(Records from a collection of figures)

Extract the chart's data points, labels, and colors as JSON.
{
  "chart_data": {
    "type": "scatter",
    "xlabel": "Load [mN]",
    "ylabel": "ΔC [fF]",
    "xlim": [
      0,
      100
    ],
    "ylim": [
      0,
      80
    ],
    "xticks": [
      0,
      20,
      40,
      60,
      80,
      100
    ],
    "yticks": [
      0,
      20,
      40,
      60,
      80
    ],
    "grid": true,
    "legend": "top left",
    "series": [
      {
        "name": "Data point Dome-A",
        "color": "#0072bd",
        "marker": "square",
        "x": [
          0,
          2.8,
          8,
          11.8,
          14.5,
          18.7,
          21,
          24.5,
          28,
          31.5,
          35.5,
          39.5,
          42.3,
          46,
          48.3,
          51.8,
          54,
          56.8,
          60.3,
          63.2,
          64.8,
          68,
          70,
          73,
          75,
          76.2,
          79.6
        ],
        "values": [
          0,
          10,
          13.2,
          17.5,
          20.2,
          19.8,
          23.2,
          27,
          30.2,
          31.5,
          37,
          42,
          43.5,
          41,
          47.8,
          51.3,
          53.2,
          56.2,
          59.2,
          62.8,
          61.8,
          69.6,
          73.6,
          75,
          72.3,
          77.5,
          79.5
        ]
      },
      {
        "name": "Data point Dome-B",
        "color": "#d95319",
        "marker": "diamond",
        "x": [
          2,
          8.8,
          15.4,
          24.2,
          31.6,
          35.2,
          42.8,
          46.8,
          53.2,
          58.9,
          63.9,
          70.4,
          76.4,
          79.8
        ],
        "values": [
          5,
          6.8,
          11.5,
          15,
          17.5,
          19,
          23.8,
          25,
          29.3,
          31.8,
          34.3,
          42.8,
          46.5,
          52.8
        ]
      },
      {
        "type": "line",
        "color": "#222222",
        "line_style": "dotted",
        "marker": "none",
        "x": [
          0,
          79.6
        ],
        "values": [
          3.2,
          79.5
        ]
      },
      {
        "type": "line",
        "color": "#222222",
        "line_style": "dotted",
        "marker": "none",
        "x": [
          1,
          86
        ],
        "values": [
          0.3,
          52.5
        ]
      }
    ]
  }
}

▶ _EXERCISE BRIEF_
Every entry must be retyped in full, exactly as given.

▶ _RESPONSE BELOW_
Extract the chart's data points, labels, and colors as JSON.
{
  "chart_data": {
    "type": "scatter",
    "xlabel": "Load [mN]",
    "ylabel": "ΔC [fF]",
    "xlim": [
      0,
      100
    ],
    "ylim": [
      0,
      80
    ],
    "xticks": [
      0,
      20,
      40,
      60,
      80,
      100
    ],
    "yticks": [
      0,
      20,
      40,
      60,
      80
    ],
    "grid": true,
    "legend": "top left",
    "series": [
      {
        "name": "Data point Dome-A",
        "color": "#0072bd",
        "marker": "square",
        "x": [
          0,
          2.8,
          8,
          11.8,
          14.5,
          18.7,
          21,
          24.5,
          28,
          31.5,
          35.5,
          39.5,
          42.3,
          46,
          48.3,
          51.8,
          54,
          56.8,
          60.3,
          63.2,
          64.8,
          68,
          70,
          73,
          75,
          76.2,
          79.6
        ],
        "values": [
          0,
          10,
          13.2,
          17.5,
          20.2,
          19.8,
          23.2,
          27,
          30.2,
          31.5,
          37,
          42,
          43.5,
          41,
          47.8,
          51.3,
          53.2,
          56.2,
          59.2,
          62.8,
          61.8,
          69.6,
          73.6,
          75,
          72.3,
          77.5,
          79.5
        ]
      },
      {
        "name": "Data point Dome-B",
        "color": "#d95319",
        "marker": "diamond",
        "x": [
          2,
          8.8,
          15.4,
          24.2,
          31.6,
          35.2,
          42.8,
          46.8,
          53.2,
          58.9,
          63.9,
          70.4,
          76.4,
          79.8
        ],
        "values": [
          5,
          6.8,
          11.5,
          15,
          17.5,
          19,
          23.8,
          25,
          29.3,
          31.8,
          34.3,
          42.8,
          46.5,
          52.8
        ]
      },
      {
        "type": "line",
        "color": "#222222",
        "line_style": "dotted",
        "marker": "none",
        "x": [
          0,
          79.6
        ],
        "values": [
          3.2,
          79.5
        ]
      },
      {
        "type": "line",
        "color": "#222222",
        "line_style": "dotted",
        "marker": "none",
        "x": [
          1,
          86
        ],
        "values": [
          0.3,
          52.5
        ]
      }
    ]
  }
}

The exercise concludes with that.